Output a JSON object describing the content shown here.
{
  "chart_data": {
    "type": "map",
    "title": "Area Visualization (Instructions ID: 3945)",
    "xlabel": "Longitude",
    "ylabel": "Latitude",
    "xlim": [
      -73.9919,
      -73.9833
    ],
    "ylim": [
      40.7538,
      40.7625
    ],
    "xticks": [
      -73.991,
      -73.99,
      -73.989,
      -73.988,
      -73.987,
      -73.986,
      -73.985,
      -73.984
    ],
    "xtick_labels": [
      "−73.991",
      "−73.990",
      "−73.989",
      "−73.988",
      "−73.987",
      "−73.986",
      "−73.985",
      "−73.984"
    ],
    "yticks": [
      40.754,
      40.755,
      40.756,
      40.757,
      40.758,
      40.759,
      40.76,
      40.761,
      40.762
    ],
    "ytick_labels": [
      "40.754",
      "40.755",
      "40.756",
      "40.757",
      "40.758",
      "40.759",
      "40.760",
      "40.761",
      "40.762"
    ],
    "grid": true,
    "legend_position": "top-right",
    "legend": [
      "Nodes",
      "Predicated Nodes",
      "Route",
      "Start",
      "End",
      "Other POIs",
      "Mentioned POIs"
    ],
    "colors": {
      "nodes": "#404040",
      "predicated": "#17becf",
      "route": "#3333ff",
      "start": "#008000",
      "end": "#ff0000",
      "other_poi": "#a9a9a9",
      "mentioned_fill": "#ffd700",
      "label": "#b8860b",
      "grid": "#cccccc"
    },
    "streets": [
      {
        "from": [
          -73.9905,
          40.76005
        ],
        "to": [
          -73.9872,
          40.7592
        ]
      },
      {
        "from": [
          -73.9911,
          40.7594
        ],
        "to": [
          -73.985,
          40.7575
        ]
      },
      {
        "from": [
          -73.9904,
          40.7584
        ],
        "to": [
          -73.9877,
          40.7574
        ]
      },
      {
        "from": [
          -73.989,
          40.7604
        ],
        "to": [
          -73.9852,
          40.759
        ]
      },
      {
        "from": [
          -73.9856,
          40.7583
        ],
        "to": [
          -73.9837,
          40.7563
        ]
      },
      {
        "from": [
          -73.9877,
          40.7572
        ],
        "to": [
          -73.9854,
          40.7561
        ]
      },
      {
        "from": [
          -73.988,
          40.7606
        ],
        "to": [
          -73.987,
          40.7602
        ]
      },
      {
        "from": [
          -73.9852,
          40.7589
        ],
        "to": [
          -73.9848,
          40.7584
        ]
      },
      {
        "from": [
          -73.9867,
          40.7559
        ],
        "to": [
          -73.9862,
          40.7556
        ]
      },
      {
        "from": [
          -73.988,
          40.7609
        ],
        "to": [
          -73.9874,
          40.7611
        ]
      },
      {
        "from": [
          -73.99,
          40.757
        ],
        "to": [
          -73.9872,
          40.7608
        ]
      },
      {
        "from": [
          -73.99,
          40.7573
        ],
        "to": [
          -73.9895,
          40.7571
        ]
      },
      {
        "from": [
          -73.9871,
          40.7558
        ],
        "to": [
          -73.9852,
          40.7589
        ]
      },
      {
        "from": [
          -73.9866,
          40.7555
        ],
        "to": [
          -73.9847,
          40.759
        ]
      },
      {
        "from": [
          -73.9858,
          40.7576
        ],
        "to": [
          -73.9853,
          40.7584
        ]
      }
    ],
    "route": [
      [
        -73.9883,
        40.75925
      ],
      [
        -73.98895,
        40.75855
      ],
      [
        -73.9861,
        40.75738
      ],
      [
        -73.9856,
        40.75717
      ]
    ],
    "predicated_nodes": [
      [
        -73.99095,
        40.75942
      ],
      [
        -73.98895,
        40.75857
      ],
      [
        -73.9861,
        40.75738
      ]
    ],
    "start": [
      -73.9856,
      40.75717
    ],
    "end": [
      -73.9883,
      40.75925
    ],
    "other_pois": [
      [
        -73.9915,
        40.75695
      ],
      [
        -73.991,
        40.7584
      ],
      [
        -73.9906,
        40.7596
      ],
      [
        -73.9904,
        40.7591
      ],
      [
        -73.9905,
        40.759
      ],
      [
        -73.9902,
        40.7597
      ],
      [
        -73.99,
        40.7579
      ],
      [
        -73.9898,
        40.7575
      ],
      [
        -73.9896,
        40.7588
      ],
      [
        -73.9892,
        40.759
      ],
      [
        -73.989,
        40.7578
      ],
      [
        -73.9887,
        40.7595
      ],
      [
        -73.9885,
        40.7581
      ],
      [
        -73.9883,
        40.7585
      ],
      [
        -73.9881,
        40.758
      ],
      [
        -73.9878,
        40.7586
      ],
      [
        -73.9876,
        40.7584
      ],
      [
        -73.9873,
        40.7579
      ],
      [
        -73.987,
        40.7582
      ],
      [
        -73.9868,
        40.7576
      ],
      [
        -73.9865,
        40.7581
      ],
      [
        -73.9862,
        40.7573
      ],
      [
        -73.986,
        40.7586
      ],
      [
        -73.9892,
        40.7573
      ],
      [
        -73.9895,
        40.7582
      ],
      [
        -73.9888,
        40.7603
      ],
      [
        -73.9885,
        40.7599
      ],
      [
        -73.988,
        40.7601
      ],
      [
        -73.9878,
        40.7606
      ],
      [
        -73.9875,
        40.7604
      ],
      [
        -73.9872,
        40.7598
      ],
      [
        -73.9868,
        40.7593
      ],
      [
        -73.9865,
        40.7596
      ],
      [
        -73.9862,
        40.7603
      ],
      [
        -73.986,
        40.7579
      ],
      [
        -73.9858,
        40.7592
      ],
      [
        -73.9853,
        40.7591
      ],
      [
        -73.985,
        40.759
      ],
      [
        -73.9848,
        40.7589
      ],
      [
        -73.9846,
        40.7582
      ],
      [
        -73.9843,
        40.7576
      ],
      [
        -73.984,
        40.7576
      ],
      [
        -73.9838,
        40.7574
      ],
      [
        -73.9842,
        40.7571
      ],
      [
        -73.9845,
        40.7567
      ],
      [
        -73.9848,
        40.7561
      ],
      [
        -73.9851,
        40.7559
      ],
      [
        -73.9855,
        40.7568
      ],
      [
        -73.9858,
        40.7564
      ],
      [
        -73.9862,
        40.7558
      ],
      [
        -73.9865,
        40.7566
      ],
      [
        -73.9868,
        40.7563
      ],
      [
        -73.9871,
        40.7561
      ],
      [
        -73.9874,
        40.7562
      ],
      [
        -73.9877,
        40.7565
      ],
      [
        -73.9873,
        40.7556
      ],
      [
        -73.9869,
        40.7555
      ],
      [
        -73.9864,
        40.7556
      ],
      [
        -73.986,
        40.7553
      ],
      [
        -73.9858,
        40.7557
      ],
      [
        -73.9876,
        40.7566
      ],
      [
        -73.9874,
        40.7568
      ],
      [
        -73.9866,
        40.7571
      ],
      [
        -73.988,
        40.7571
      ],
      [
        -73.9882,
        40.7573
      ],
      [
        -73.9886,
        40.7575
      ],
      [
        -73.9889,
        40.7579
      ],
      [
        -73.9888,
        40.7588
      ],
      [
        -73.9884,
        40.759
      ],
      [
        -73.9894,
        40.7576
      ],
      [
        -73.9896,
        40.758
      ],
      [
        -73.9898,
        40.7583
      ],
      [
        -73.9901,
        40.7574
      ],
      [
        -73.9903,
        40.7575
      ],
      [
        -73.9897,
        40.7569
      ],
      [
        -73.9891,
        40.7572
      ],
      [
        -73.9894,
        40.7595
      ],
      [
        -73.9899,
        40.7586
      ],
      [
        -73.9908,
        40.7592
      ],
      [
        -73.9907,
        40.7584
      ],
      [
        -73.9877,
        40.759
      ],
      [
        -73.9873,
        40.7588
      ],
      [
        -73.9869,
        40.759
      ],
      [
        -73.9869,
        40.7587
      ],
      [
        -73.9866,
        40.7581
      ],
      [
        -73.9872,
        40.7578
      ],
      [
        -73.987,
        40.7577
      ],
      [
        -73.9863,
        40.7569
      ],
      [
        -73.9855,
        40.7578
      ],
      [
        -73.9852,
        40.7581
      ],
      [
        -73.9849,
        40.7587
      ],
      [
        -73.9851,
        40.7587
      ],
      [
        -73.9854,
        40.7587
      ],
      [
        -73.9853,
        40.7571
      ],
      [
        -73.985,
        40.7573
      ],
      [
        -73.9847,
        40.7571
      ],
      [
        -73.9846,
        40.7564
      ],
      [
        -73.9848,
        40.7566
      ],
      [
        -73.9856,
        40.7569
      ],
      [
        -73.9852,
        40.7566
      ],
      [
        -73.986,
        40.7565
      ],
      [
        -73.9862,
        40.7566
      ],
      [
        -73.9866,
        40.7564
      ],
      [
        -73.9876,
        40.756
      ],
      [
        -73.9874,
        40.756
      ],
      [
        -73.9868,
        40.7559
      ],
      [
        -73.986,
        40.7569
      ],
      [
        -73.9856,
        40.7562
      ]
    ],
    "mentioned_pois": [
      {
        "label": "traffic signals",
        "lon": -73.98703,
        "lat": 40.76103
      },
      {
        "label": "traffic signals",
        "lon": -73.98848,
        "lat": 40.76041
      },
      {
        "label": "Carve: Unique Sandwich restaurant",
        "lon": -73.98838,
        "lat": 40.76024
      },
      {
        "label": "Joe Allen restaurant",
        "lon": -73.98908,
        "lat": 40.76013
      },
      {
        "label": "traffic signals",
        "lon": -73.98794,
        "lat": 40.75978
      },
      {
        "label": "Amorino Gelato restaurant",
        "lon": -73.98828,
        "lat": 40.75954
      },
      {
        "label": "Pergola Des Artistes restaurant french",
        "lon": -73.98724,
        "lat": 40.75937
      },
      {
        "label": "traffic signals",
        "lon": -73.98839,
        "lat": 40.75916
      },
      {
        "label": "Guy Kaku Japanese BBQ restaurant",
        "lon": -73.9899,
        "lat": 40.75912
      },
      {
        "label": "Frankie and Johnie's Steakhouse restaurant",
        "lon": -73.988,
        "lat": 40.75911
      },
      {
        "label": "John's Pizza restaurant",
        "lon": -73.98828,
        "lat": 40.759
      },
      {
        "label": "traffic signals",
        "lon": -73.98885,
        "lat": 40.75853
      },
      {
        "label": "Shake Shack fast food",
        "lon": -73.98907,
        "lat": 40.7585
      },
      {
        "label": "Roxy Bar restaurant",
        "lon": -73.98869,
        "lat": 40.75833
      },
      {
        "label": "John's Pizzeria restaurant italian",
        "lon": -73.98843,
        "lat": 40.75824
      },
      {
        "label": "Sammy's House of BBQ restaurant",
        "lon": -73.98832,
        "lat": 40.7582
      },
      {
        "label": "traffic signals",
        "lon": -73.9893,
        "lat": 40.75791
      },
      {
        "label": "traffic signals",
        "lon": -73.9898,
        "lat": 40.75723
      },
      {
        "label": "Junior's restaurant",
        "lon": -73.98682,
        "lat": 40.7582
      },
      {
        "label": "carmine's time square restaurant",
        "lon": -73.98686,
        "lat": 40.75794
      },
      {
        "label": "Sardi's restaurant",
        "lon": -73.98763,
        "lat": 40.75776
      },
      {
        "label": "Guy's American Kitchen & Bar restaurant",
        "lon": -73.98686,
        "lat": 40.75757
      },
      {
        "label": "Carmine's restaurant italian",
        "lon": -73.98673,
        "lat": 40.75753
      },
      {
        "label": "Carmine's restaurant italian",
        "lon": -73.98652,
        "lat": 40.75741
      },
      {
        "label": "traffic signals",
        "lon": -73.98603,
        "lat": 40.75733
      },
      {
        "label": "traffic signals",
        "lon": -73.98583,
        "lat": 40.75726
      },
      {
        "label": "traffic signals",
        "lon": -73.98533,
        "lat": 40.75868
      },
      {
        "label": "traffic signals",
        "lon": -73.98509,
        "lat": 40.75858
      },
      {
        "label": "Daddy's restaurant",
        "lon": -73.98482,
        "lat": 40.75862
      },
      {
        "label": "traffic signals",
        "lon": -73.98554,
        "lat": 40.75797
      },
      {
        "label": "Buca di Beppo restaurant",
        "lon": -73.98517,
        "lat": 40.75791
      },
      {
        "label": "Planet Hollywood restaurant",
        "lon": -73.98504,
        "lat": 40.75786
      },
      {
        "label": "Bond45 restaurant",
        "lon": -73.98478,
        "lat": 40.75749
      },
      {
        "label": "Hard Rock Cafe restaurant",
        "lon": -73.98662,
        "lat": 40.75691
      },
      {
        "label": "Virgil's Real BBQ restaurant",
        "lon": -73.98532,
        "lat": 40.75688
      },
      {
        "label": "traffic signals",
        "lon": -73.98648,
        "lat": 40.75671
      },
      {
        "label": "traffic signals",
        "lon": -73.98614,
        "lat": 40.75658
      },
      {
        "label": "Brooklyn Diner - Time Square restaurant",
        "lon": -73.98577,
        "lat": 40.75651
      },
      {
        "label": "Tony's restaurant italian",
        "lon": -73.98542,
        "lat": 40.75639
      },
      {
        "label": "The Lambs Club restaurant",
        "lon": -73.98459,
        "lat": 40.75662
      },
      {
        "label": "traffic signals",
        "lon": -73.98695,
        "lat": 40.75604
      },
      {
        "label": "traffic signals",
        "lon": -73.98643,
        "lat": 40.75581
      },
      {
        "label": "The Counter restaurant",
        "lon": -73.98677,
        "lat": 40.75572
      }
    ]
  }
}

YOUR INSTRUCTIONS: Copy out every line of the material above that mentions the word "italian".

OUTPUT FOR THIS EXERCISE:
        "label": "John's Pizzeria restaurant italian",
        "label": "Carmine's restaurant italian",
        "label": "Carmine's restaurant italian",
        "label": "Tony's restaurant italian",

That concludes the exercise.